REQUIRED WORK: In the proxy configuration text below, list every key in the go example block whose name ends in "_policy".

--- start QUOTED PASSAGE ---

Use this mode for npm metadata and package tarballs behind a single prefix.

Field Type Default Description
route.path path required URL mount path
expire_after expiration 720h Maximum object lifetime
upstream URL required Upstream registry
metadata_policy policy revalidate Policy for package metadata
metadata_fresh_for freshness Freshness for metadata
metadata_busy_policy busy policy stale Busy policy for metadata
tarball_policy policy immutable Policy for tarballs
go - GOPROXY + SumDB
go:
  route: { path: /go }
  proxies:
    - https://proxy.golang.org
  module_policy: revalidate
  module_fresh_for: 1m
  module_busy_policy: stale
  zip_policy: immutable
  sumdb:
    enabled: true
    name: sum.golang.org
    url: https://sum.golang.org
  sumdb_fresh_for: 30s
  sumdb_busy_policy: bypass
  goprivate:
    - "*.corp.example.com"

Use this mode to proxy public module traffic while allowing selected private module prefixes to bypass the proxy.

--- end QUOTED PASSAGE ---
--- start LISTED ENTRIES ---

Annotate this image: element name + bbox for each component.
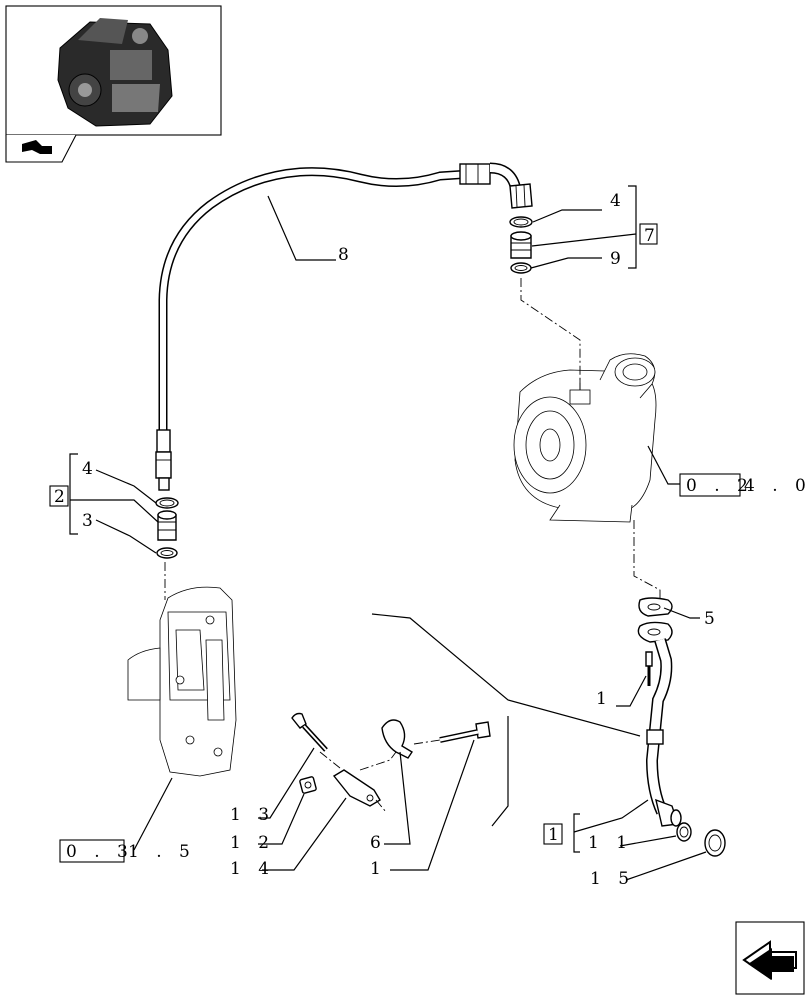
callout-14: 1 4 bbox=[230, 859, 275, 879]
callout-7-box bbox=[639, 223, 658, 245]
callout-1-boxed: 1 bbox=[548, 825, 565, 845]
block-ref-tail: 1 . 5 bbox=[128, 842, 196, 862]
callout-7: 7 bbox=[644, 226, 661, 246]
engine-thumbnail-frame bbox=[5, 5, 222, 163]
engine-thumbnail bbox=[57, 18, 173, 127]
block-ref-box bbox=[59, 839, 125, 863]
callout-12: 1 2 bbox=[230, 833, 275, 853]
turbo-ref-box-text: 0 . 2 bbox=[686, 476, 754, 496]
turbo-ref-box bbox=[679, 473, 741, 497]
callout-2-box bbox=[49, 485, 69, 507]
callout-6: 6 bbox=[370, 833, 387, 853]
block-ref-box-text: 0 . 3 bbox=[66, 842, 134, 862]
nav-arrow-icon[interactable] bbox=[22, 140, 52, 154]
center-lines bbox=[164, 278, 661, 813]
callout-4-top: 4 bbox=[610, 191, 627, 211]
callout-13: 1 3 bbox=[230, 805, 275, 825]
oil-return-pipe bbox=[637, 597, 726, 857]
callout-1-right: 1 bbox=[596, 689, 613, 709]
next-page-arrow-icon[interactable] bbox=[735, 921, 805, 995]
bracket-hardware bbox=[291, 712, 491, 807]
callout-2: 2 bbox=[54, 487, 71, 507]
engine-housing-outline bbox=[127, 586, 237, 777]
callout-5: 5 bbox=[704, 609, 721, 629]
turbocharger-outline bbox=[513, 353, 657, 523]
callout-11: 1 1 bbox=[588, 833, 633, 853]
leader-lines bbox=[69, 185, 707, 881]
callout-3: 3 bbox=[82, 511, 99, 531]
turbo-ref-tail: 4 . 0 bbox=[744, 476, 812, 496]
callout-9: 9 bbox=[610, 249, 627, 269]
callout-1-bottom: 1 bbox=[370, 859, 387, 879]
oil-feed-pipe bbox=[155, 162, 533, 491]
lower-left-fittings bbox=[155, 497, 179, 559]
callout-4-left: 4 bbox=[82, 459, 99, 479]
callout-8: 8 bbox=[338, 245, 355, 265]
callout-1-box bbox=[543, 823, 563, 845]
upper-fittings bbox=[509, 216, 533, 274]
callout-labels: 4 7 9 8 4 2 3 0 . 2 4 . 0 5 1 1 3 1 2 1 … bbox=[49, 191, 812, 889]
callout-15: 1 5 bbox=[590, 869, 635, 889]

--- end LISTED ENTRIES ---

RESPONSE: module_policy, module_busy_policy, zip_policy, sumdb_busy_policy